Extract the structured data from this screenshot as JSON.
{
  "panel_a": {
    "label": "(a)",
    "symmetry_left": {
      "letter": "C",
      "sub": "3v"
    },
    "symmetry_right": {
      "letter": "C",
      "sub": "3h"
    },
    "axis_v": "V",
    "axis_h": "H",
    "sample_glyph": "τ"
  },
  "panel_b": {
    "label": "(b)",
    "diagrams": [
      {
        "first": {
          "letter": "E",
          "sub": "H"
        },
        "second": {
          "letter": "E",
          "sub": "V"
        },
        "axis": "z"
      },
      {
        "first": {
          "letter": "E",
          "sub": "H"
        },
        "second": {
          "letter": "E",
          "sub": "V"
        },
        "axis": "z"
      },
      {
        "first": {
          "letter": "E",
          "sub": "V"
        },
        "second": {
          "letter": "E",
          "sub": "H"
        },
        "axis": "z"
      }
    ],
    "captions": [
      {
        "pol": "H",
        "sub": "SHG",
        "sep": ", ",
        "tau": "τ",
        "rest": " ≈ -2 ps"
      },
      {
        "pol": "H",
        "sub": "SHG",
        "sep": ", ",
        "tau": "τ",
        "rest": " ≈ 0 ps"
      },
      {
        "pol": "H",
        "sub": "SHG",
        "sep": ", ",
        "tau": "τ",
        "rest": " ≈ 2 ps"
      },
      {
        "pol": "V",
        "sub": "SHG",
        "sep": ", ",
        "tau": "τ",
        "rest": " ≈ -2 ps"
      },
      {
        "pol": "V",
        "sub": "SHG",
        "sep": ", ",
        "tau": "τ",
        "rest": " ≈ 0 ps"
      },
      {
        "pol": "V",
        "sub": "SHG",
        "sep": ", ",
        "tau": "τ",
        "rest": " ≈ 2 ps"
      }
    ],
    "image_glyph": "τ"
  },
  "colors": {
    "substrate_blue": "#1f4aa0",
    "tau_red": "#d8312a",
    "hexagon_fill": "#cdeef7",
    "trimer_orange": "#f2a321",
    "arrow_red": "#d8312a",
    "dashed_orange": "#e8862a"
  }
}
▬▬▬▬▬▬▬▬▬▬
*Given instruction*:
Set down the entries above again, word for word.

*The output*:
Extract the structured data from this screenshot as JSON.
{
  "panel_a": {
    "label": "(a)",
    "symmetry_left": {
      "letter": "C",
      "sub": "3v"
    },
    "symmetry_right": {
      "letter": "C",
      "sub": "3h"
    },
    "axis_v": "V",
    "axis_h": "H",
    "sample_glyph": "τ"
  },
  "panel_b": {
    "label": "(b)",
    "diagrams": [
      {
        "first": {
          "letter": "E",
          "sub": "H"
        },
        "second": {
          "letter": "E",
          "sub": "V"
        },
        "axis": "z"
      },
      {
        "first": {
          "letter": "E",
          "sub": "H"
        },
        "second": {
          "letter": "E",
          "sub": "V"
        },
        "axis": "z"
      },
      {
        "first": {
          "letter": "E",
          "sub": "V"
        },
        "second": {
          "letter": "E",
          "sub": "H"
        },
        "axis": "z"
      }
    ],
    "captions": [
      {
        "pol": "H",
        "sub": "SHG",
        "sep": ", ",
        "tau": "τ",
        "rest": " ≈ -2 ps"
      },
      {
        "pol": "H",
        "sub": "SHG",
        "sep": ", ",
        "tau": "τ",
        "rest": " ≈ 0 ps"
      },
      {
        "pol": "H",
        "sub": "SHG",
        "sep": ", ",
        "tau": "τ",
        "rest": " ≈ 2 ps"
      },
      {
        "pol": "V",
        "sub": "SHG",
        "sep": ", ",
        "tau": "τ",
        "rest": " ≈ -2 ps"
      },
      {
        "pol": "V",
        "sub": "SHG",
        "sep": ", ",
        "tau": "τ",
        "rest": " ≈ 0 ps"
      },
      {
        "pol": "V",
        "sub": "SHG",
        "sep": ", ",
        "tau": "τ",
        "rest": " ≈ 2 ps"
      }
    ],
    "image_glyph": "τ"
  },
  "colors": {
    "substrate_blue": "#1f4aa0",
    "tau_red": "#d8312a",
    "hexagon_fill": "#cdeef7",
    "trimer_orange": "#f2a321",
    "arrow_red": "#d8312a",
    "dashed_orange": "#e8862a"
  }
}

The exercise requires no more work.